Stored data entries:
··········

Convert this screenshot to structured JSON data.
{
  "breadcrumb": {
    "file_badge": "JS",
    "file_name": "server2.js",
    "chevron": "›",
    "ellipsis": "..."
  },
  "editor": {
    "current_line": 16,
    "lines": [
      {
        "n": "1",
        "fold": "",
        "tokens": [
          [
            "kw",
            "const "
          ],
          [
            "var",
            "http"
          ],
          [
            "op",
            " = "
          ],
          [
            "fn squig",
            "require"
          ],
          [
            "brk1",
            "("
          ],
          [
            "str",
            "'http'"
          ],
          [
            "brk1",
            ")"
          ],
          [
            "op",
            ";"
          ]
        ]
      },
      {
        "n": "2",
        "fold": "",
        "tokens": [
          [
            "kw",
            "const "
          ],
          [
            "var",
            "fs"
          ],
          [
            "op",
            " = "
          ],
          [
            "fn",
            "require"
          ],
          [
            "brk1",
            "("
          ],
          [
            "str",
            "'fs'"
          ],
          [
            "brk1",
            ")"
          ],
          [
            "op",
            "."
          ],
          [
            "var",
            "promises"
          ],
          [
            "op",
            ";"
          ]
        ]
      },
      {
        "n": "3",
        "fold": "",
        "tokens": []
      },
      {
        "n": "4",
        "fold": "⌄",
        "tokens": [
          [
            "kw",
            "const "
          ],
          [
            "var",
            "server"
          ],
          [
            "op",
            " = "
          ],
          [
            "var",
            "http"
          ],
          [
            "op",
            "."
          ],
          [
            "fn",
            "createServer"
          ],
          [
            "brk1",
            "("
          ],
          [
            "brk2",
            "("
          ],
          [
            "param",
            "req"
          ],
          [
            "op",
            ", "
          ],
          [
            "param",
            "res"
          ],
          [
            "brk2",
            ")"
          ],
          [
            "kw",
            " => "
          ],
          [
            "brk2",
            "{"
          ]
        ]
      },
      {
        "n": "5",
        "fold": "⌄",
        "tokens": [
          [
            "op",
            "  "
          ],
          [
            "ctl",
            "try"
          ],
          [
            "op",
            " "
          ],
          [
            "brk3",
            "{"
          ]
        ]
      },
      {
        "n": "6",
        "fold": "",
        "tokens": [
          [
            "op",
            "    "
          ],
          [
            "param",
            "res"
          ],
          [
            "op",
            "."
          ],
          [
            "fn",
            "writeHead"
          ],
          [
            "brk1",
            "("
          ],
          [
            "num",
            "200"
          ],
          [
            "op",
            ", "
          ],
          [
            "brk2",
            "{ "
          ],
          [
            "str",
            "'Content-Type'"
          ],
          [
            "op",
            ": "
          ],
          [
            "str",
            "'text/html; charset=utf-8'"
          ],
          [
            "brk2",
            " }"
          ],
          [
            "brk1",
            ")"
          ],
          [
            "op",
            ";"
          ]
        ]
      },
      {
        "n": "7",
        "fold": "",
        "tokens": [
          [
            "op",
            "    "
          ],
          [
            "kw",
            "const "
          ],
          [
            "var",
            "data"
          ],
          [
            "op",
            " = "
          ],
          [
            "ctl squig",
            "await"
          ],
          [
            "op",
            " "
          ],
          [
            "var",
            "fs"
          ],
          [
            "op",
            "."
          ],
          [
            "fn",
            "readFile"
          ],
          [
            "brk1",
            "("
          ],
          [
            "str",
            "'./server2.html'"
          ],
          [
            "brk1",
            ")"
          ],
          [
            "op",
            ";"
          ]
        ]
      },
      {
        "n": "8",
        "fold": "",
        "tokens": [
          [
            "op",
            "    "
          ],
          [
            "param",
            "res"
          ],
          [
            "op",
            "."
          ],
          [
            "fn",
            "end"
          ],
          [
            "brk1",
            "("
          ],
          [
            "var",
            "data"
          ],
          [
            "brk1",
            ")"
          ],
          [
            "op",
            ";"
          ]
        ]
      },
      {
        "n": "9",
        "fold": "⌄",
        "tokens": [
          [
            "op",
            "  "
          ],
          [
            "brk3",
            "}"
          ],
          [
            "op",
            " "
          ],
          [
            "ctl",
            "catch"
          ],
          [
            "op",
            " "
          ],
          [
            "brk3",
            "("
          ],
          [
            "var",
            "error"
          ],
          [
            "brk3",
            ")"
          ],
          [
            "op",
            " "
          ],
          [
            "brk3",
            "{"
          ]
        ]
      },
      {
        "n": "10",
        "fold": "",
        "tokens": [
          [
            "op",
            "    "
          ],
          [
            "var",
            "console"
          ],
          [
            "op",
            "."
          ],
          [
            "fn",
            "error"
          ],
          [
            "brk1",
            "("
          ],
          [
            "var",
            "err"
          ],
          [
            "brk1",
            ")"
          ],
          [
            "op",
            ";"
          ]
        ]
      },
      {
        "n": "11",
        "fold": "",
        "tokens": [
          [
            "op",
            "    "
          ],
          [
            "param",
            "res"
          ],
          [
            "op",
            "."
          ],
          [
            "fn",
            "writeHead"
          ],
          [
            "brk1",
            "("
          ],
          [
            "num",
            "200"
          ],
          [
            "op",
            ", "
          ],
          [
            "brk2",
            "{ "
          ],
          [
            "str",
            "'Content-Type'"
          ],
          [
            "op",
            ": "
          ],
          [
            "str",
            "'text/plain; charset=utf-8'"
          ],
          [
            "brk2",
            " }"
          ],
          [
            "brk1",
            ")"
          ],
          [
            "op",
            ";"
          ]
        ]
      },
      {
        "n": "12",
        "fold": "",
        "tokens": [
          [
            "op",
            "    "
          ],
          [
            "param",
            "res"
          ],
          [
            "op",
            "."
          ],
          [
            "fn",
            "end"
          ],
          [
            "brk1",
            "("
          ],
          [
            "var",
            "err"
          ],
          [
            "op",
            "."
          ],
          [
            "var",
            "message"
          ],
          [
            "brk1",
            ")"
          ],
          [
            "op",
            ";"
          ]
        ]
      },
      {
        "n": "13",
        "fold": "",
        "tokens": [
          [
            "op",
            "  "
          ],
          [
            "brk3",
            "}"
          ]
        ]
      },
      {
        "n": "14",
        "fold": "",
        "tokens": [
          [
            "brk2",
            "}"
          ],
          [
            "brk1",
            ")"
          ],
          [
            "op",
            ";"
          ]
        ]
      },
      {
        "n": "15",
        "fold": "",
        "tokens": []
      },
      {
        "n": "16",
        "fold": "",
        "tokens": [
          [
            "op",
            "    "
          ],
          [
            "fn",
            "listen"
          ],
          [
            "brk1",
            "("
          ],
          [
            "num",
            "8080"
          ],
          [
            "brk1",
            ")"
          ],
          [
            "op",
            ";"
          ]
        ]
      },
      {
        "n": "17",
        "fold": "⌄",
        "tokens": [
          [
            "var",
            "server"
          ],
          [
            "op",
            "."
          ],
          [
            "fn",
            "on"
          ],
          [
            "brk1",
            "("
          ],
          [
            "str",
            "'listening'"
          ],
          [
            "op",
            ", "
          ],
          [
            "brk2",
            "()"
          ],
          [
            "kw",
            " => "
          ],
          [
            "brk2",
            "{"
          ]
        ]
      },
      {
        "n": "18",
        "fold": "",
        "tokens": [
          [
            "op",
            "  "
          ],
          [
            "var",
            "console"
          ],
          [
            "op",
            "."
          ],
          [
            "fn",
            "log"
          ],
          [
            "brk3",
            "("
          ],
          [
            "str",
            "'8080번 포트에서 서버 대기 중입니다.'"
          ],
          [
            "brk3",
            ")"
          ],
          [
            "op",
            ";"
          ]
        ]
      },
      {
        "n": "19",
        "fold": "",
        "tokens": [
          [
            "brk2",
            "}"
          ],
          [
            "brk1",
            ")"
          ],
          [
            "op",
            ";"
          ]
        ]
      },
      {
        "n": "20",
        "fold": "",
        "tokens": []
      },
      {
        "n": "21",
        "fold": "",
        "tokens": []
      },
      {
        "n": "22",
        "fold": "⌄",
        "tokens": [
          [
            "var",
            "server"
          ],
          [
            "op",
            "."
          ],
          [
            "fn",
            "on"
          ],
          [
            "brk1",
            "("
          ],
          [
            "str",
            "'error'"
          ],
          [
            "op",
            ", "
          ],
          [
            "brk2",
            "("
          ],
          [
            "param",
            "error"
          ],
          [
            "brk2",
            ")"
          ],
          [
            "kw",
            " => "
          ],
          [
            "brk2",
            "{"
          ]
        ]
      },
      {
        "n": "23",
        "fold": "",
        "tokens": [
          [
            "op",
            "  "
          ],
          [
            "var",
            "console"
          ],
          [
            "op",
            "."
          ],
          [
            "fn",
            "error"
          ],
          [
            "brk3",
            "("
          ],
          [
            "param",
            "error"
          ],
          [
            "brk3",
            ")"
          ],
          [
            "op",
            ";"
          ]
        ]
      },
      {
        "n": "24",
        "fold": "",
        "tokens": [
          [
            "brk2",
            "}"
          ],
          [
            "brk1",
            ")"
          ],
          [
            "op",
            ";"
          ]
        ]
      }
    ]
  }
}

··········

Your instructions: Isolate each line of the listing above that includes "charset". Copy it.

Written reply:
            "'text/html; charset=utf-8'"
            "'text/plain; charset=utf-8'"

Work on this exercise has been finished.